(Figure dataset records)
------------------------------------------------------------------------
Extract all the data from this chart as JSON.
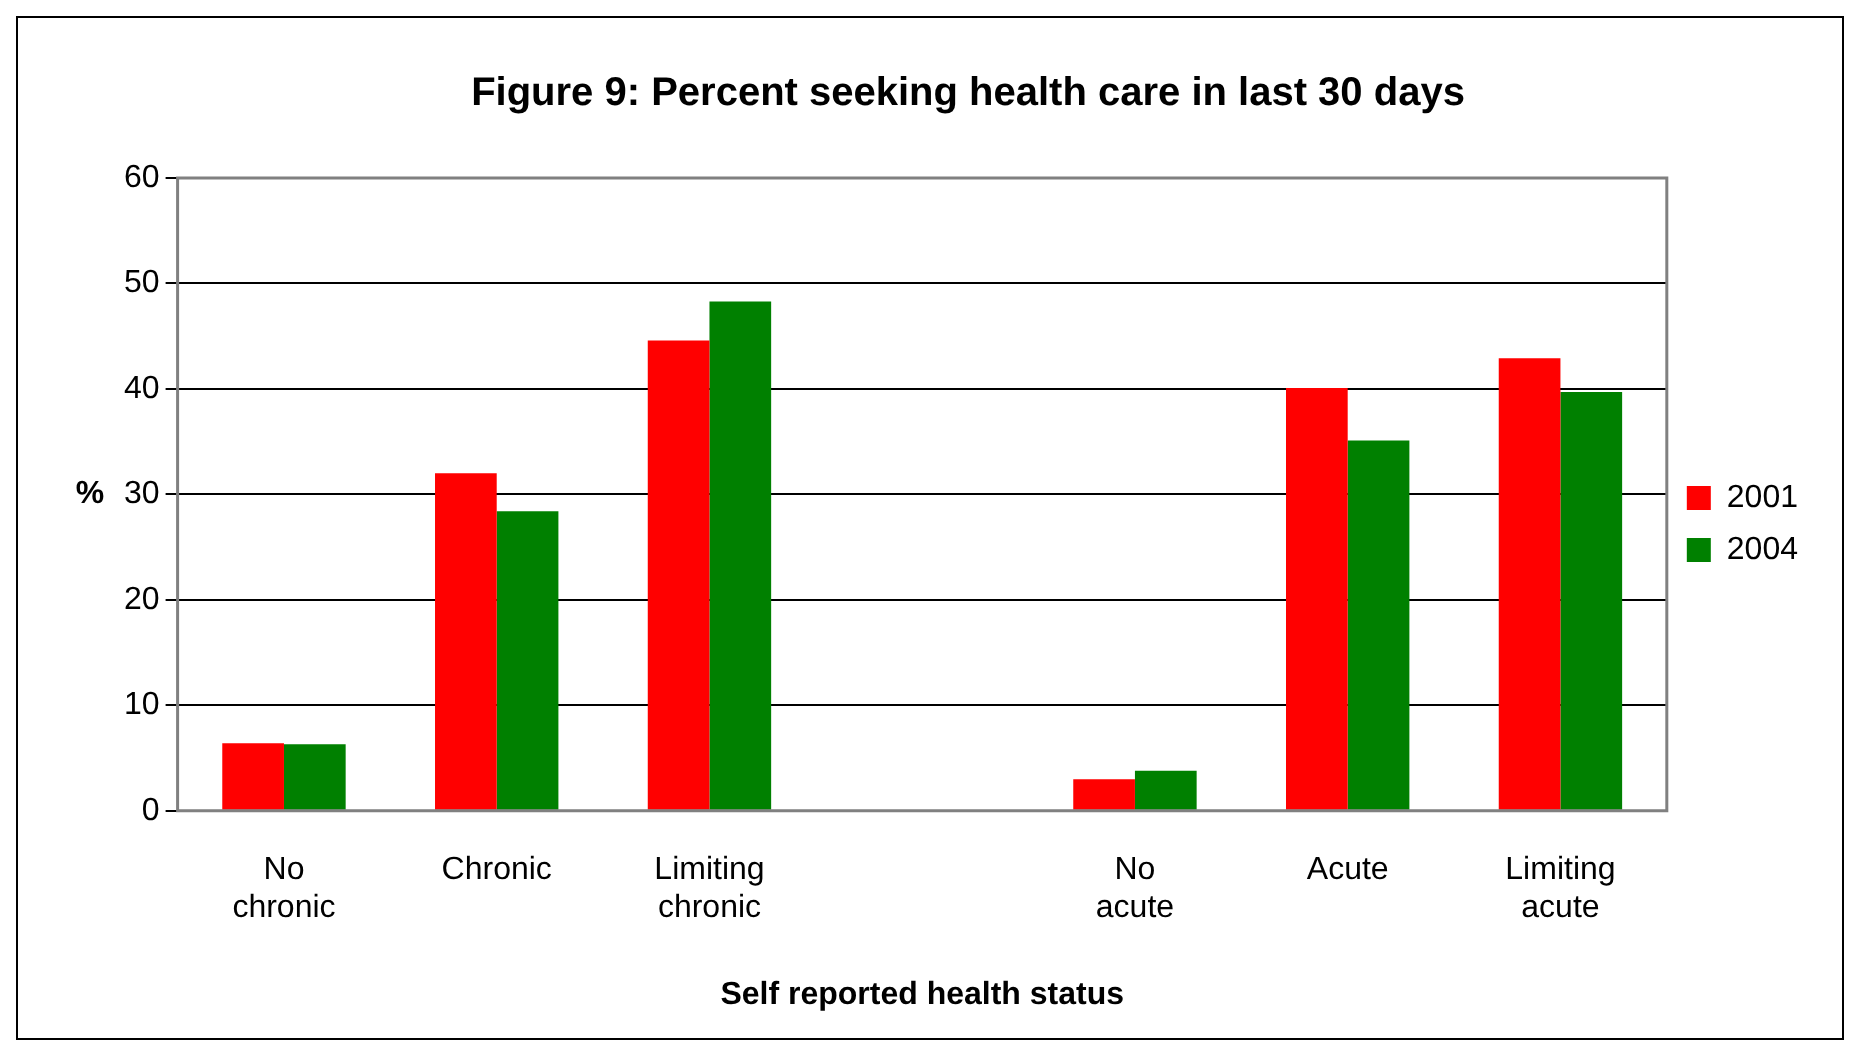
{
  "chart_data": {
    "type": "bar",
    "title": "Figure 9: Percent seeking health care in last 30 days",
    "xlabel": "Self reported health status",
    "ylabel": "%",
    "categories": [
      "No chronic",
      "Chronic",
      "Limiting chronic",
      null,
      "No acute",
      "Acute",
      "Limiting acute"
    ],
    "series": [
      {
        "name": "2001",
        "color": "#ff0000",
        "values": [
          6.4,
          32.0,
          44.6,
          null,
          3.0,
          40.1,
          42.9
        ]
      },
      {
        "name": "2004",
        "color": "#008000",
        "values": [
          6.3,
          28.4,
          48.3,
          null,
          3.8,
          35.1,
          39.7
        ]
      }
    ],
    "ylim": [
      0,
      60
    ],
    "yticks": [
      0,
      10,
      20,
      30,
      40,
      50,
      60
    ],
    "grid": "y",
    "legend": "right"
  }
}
------------------------------------------------------------------------
#### [Exercise]
Identify each line in the records above containing the word "health"; copy those lines.

#### [Exercise answer]
    "title": "Figure 9: Percent seeking health care in last 30 days",
    "xlabel": "Self reported health status",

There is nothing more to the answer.